▸ **PROBLEM TO WORK ON**
Copy all records verbatim.

▸ **PROVIDED RECORDS**
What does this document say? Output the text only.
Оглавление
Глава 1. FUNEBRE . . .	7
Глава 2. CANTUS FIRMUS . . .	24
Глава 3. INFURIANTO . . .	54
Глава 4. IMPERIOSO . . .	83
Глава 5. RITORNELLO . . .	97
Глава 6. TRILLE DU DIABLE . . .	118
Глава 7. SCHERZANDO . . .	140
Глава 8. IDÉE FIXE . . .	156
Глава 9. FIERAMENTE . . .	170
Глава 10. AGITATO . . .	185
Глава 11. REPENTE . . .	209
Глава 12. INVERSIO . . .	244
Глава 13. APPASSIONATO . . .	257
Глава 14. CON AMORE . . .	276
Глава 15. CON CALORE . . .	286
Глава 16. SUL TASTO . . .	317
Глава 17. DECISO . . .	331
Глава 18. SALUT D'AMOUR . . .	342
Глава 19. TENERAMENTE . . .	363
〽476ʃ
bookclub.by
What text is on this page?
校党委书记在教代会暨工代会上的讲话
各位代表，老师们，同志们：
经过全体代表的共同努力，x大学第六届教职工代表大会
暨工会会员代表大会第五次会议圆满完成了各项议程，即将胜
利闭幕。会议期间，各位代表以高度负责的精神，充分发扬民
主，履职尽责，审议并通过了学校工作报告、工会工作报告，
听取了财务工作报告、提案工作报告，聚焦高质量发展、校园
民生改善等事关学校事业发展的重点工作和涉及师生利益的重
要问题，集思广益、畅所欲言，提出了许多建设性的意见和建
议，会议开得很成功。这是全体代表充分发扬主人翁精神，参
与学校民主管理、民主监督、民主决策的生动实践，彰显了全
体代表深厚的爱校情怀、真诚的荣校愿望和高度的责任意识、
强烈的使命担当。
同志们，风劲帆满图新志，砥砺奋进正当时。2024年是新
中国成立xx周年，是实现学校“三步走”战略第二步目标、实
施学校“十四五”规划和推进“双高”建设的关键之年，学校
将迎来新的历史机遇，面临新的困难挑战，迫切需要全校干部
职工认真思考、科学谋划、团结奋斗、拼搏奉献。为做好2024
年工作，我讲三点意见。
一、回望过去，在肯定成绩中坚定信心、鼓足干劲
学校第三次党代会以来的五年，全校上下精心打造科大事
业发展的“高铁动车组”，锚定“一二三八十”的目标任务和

▸ **TASK ANSWER**
What does this document say? Output the text only.
Оглавление
Глава 1. FUNEBRE . . .	7
Глава 2. CANTUS FIRMUS . . .	24
Глава 3. INFURIANTO . . .	54
Глава 4. IMPERIOSO . . .	83
Глава 5. RITORNELLO . . .	97
Глава 6. TRILLE DU DIABLE . . .	118
Глава 7. SCHERZANDO . . .	140
Глава 8. IDÉE FIXE . . .	156
Глава 9. FIERAMENTE . . .	170
Глава 10. AGITATO . . .	185
Глава 11. REPENTE . . .	209
Глава 12. INVERSIO . . .	244
Глава 13. APPASSIONATO . . .	257
Глава 14. CON AMORE . . .	276
Глава 15. CON CALORE . . .	286
Глава 16. SUL TASTO . . .	317
Глава 17. DECISO . . .	331
Глава 18. SALUT D'AMOUR . . .	342
Глава 19. TENERAMENTE . . .	363
〽476ʃ
bookclub.by
What text is on this page?
校党委书记在教代会暨工代会上的讲话
各位代表，老师们，同志们：
经过全体代表的共同努力，x大学第六届教职工代表大会
暨工会会员代表大会第五次会议圆满完成了各项议程，即将胜
利闭幕。会议期间，各位代表以高度负责的精神，充分发扬民
主，履职尽责，审议并通过了学校工作报告、工会工作报告，
听取了财务工作报告、提案工作报告，聚焦高质量发展、校园
民生改善等事关学校事业发展的重点工作和涉及师生利益的重
要问题，集思广益、畅所欲言，提出了许多建设性的意见和建
议，会议开得很成功。这是全体代表充分发扬主人翁精神，参
与学校民主管理、民主监督、民主决策的生动实践，彰显了全
体代表深厚的爱校情怀、真诚的荣校愿望和高度的责任意识、
强烈的使命担当。
同志们，风劲帆满图新志，砥砺奋进正当时。2024年是新
中国成立xx周年，是实现学校“三步走”战略第二步目标、实
施学校“十四五”规划和推进“双高”建设的关键之年，学校
将迎来新的历史机遇，面临新的困难挑战，迫切需要全校干部
职工认真思考、科学谋划、团结奋斗、拼搏奉献。为做好2024
年工作，我讲三点意见。
一、回望过去，在肯定成绩中坚定信心、鼓足干劲
学校第三次党代会以来的五年，全校上下精心打造科大事
业发展的“高铁动车组”，锚定“一二三八十”的目标任务和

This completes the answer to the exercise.